Format every line of the data below as a Markdown table with the columns "No." and "Text", numbering each row and leaving out blank lines. Omit the pictures from your table.
-- BEGIN Data for this task --
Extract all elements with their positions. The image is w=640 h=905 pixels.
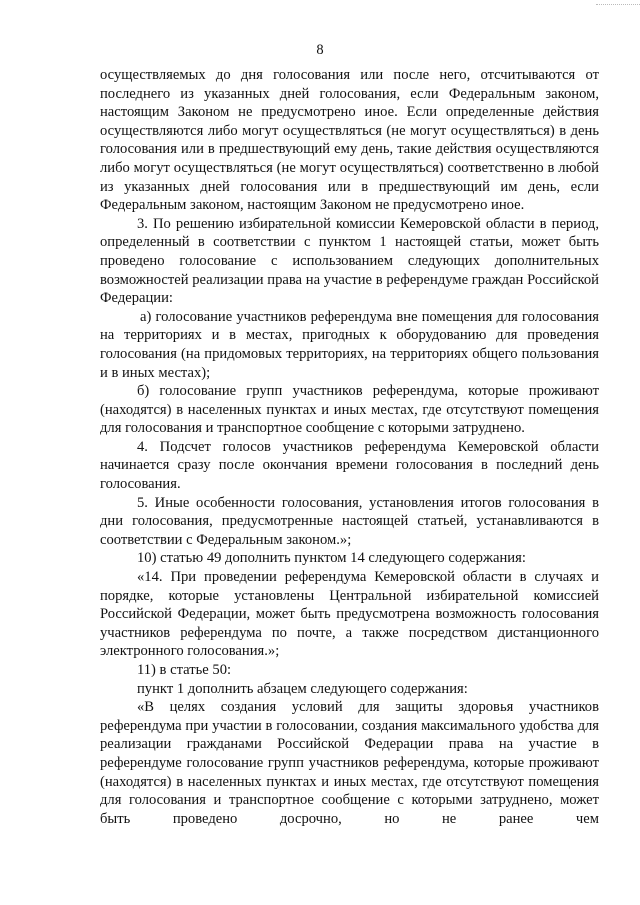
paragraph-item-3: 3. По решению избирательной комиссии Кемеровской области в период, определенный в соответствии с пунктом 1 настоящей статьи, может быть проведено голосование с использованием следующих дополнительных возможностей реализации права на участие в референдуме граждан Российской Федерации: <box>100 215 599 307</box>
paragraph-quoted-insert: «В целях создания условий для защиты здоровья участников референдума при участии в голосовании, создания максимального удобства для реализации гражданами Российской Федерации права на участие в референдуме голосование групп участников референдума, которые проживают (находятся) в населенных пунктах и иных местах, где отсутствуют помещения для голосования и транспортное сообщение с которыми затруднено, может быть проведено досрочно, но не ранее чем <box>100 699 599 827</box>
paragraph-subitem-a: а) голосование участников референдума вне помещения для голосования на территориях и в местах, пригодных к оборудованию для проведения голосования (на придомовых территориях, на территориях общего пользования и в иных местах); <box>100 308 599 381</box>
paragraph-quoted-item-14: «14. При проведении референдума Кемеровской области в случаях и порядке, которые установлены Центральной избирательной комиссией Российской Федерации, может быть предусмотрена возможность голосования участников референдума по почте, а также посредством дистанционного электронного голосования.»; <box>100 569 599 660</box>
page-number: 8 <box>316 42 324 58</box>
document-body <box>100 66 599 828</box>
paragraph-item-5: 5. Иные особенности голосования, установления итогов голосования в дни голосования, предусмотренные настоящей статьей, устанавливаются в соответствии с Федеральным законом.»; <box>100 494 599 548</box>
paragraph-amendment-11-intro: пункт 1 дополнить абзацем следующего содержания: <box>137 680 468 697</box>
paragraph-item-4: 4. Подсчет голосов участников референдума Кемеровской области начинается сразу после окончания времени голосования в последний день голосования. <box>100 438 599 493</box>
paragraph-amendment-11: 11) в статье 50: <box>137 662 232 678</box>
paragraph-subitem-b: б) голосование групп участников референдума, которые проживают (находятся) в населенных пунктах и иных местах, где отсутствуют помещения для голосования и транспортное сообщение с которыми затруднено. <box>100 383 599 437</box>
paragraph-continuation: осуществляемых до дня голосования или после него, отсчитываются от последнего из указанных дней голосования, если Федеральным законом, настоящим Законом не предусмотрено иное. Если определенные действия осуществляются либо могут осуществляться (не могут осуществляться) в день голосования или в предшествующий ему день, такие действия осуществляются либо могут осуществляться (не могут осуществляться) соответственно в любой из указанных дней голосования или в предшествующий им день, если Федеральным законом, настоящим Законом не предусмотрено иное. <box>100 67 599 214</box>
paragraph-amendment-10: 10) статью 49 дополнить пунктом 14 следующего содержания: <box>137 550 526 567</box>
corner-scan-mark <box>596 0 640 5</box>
-- END Data for this task --
Final result:
| No. | Text |
|---|---|
| 1 | Extract all elements with their positions. The image is w=640 h=905 pixels. |
| 2 | paragraph-item-3: 3. По решению избирательной комиссии Кемеровской области в период, определенный в соответствии с пунктом 1 настоящей статьи, может быть проведено голосование с использованием следующих дополнительных возможностей реализации права на участие в референдуме граждан Российской Федерации: <box>100 215 599 307</box> |
| 3 | paragraph-quoted-insert: «В целях создания условий для защиты здоровья участников референдума при участии в голосовании, создания максимального удобства для реализации гражданами Российской Федерации права на участие в референдуме голосование групп участников референдума, которые проживают (находятся) в населенных пунктах и иных местах, где отсутствуют помещения для голосования и транспортное сообщение с которыми затруднено, может быть проведено досрочно, но не ранее чем <box>100 699 599 827</box> |
| 4 | paragraph-subitem-a: а) голосование участников референдума вне помещения для голосования на территориях и в местах, пригодных к оборудованию для проведения голосования (на придомовых территориях, на территориях общего пользования и в иных местах); <box>100 308 599 381</box> |
| 5 | paragraph-quoted-item-14: «14. При проведении референдума Кемеровской области в случаях и порядке, которые установлены Центральной избирательной комиссией Российской Федерации, может быть предусмотрена возможность голосования участников референдума по почте, а также посредством дистанционного электронного голосования.»; <box>100 569 599 660</box> |
| 6 | page-number: 8 <box>316 42 324 58</box> |
| 7 | document-body <box>100 66 599 828</box> |
| 8 | paragraph-item-5: 5. Иные особенности голосования, установления итогов голосования в дни голосования, предусмотренные настоящей статьей, устанавливаются в соответствии с Федеральным законом.»; <box>100 494 599 548</box> |
| 9 | paragraph-amendment-11-intro: пункт 1 дополнить абзацем следующего содержания: <box>137 680 468 697</box> |
| 10 | paragraph-item-4: 4. Подсчет голосов участников референдума Кемеровской области начинается сразу после окончания времени голосования в последний день голосования. <box>100 438 599 493</box> |
| 11 | paragraph-amendment-11: 11) в статье 50: <box>137 662 232 678</box> |
| 12 | paragraph-subitem-b: б) голосование групп участников референдума, которые проживают (находятся) в населенных пунктах и иных местах, где отсутствуют помещения для голосования и транспортное сообщение с которыми затруднено. <box>100 383 599 437</box> |
| 13 | paragraph-continuation: осуществляемых до дня голосования или после него, отсчитываются от последнего из указанных дней голосования, если Федеральным законом, настоящим Законом не предусмотрено иное. Если определенные действия осуществляются либо могут осуществляться (не могут осуществляться) в день голосования или в предшествующий ему день, такие действия осуществляются либо могут осуществляться (не могут осуществляться) соответственно в любой из указанных дней голосования или в предшествующий им день, если Федеральным законом, настоящим Законом не предусмотрено иное. <box>100 67 599 214</box> |
| 14 | paragraph-amendment-10: 10) статью 49 дополнить пунктом 14 следующего содержания: <box>137 550 526 567</box> |
| 15 | corner-scan-mark <box>596 0 640 5</box> |